*Description of the task:* Restate the entries word for word, omitting nothing.

*Data for processing:*
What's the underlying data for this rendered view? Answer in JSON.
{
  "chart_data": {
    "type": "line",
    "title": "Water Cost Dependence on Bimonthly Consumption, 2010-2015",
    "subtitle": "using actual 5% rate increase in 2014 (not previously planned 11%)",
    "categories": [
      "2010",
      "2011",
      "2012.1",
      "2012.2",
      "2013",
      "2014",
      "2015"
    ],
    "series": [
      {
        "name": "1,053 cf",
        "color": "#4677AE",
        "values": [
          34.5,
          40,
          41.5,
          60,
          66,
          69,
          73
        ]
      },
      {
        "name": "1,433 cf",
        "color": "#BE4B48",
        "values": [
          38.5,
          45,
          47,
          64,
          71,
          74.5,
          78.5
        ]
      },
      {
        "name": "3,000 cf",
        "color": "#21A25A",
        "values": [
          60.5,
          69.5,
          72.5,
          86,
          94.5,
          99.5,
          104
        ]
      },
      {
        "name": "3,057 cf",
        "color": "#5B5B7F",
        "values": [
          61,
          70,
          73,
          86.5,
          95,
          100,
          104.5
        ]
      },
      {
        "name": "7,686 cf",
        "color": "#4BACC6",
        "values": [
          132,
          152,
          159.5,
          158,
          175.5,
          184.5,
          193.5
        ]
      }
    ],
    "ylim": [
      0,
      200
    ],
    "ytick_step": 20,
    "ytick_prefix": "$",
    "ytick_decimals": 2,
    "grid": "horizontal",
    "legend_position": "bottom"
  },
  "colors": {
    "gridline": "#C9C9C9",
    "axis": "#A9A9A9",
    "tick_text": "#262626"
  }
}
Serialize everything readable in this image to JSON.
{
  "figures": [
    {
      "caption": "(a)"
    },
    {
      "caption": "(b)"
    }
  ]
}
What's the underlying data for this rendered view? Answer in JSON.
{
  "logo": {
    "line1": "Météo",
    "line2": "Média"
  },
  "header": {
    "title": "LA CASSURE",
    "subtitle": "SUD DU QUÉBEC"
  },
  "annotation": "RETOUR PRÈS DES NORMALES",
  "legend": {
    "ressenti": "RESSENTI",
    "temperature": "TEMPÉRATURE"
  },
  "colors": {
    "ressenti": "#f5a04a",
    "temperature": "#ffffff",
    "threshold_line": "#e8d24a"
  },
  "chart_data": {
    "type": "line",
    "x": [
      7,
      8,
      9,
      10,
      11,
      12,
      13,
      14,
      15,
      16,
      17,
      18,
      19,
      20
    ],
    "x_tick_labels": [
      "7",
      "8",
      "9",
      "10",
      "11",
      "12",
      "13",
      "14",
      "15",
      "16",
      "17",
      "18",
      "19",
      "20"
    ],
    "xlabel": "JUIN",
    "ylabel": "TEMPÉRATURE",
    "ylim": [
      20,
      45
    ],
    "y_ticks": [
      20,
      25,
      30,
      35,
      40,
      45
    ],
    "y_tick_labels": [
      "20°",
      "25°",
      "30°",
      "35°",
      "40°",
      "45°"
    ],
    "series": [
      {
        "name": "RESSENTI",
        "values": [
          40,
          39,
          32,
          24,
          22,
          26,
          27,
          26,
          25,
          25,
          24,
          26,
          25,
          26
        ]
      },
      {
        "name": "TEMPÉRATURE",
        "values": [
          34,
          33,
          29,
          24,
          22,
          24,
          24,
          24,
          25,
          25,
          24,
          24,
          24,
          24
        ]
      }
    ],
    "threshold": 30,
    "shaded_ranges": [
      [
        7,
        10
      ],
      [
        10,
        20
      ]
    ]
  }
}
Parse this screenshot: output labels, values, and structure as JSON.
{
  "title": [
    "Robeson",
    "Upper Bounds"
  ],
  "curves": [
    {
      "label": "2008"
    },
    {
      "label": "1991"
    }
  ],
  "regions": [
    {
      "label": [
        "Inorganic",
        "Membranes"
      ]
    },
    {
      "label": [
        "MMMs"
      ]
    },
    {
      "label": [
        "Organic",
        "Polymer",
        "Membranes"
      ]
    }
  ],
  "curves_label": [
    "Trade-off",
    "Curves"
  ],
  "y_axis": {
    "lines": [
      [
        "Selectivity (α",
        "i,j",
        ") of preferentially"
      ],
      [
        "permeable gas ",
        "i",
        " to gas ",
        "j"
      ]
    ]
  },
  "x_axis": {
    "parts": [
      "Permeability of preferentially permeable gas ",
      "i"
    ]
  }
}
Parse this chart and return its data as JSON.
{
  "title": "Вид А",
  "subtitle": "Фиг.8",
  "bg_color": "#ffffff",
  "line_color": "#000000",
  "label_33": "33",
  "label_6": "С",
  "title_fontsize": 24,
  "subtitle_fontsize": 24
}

*Solution to the problem:*
What's the underlying data for this rendered view? Answer in JSON.
{
  "chart_data": {
    "type": "line",
    "title": "Water Cost Dependence on Bimonthly Consumption, 2010-2015",
    "subtitle": "using actual 5% rate increase in 2014 (not previously planned 11%)",
    "categories": [
      "2010",
      "2011",
      "2012.1",
      "2012.2",
      "2013",
      "2014",
      "2015"
    ],
    "series": [
      {
        "name": "1,053 cf",
        "color": "#4677AE",
        "values": [
          34.5,
          40,
          41.5,
          60,
          66,
          69,
          73
        ]
      },
      {
        "name": "1,433 cf",
        "color": "#BE4B48",
        "values": [
          38.5,
          45,
          47,
          64,
          71,
          74.5,
          78.5
        ]
      },
      {
        "name": "3,000 cf",
        "color": "#21A25A",
        "values": [
          60.5,
          69.5,
          72.5,
          86,
          94.5,
          99.5,
          104
        ]
      },
      {
        "name": "3,057 cf",
        "color": "#5B5B7F",
        "values": [
          61,
          70,
          73,
          86.5,
          95,
          100,
          104.5
        ]
      },
      {
        "name": "7,686 cf",
        "color": "#4BACC6",
        "values": [
          132,
          152,
          159.5,
          158,
          175.5,
          184.5,
          193.5
        ]
      }
    ],
    "ylim": [
      0,
      200
    ],
    "ytick_step": 20,
    "ytick_prefix": "$",
    "ytick_decimals": 2,
    "grid": "horizontal",
    "legend_position": "bottom"
  },
  "colors": {
    "gridline": "#C9C9C9",
    "axis": "#A9A9A9",
    "tick_text": "#262626"
  }
}
Serialize everything readable in this image to JSON.
{
  "figures": [
    {
      "caption": "(a)"
    },
    {
      "caption": "(b)"
    }
  ]
}
What's the underlying data for this rendered view? Answer in JSON.
{
  "logo": {
    "line1": "Météo",
    "line2": "Média"
  },
  "header": {
    "title": "LA CASSURE",
    "subtitle": "SUD DU QUÉBEC"
  },
  "annotation": "RETOUR PRÈS DES NORMALES",
  "legend": {
    "ressenti": "RESSENTI",
    "temperature": "TEMPÉRATURE"
  },
  "colors": {
    "ressenti": "#f5a04a",
    "temperature": "#ffffff",
    "threshold_line": "#e8d24a"
  },
  "chart_data": {
    "type": "line",
    "x": [
      7,
      8,
      9,
      10,
      11,
      12,
      13,
      14,
      15,
      16,
      17,
      18,
      19,
      20
    ],
    "x_tick_labels": [
      "7",
      "8",
      "9",
      "10",
      "11",
      "12",
      "13",
      "14",
      "15",
      "16",
      "17",
      "18",
      "19",
      "20"
    ],
    "xlabel": "JUIN",
    "ylabel": "TEMPÉRATURE",
    "ylim": [
      20,
      45
    ],
    "y_ticks": [
      20,
      25,
      30,
      35,
      40,
      45
    ],
    "y_tick_labels": [
      "20°",
      "25°",
      "30°",
      "35°",
      "40°",
      "45°"
    ],
    "series": [
      {
        "name": "RESSENTI",
        "values": [
          40,
          39,
          32,
          24,
          22,
          26,
          27,
          26,
          25,
          25,
          24,
          26,
          25,
          26
        ]
      },
      {
        "name": "TEMPÉRATURE",
        "values": [
          34,
          33,
          29,
          24,
          22,
          24,
          24,
          24,
          25,
          25,
          24,
          24,
          24,
          24
        ]
      }
    ],
    "threshold": 30,
    "shaded_ranges": [
      [
        7,
        10
      ],
      [
        10,
        20
      ]
    ]
  }
}
Parse this screenshot: output labels, values, and structure as JSON.
{
  "title": [
    "Robeson",
    "Upper Bounds"
  ],
  "curves": [
    {
      "label": "2008"
    },
    {
      "label": "1991"
    }
  ],
  "regions": [
    {
      "label": [
        "Inorganic",
        "Membranes"
      ]
    },
    {
      "label": [
        "MMMs"
      ]
    },
    {
      "label": [
        "Organic",
        "Polymer",
        "Membranes"
      ]
    }
  ],
  "curves_label": [
    "Trade-off",
    "Curves"
  ],
  "y_axis": {
    "lines": [
      [
        "Selectivity (α",
        "i,j",
        ") of preferentially"
      ],
      [
        "permeable gas ",
        "i",
        " to gas ",
        "j"
      ]
    ]
  },
  "x_axis": {
    "parts": [
      "Permeability of preferentially permeable gas ",
      "i"
    ]
  }
}
Parse this chart and return its data as JSON.
{
  "title": "Вид А",
  "subtitle": "Фиг.8",
  "bg_color": "#ffffff",
  "line_color": "#000000",
  "label_33": "33",
  "label_6": "С",
  "title_fontsize": 24,
  "subtitle_fontsize": 24
}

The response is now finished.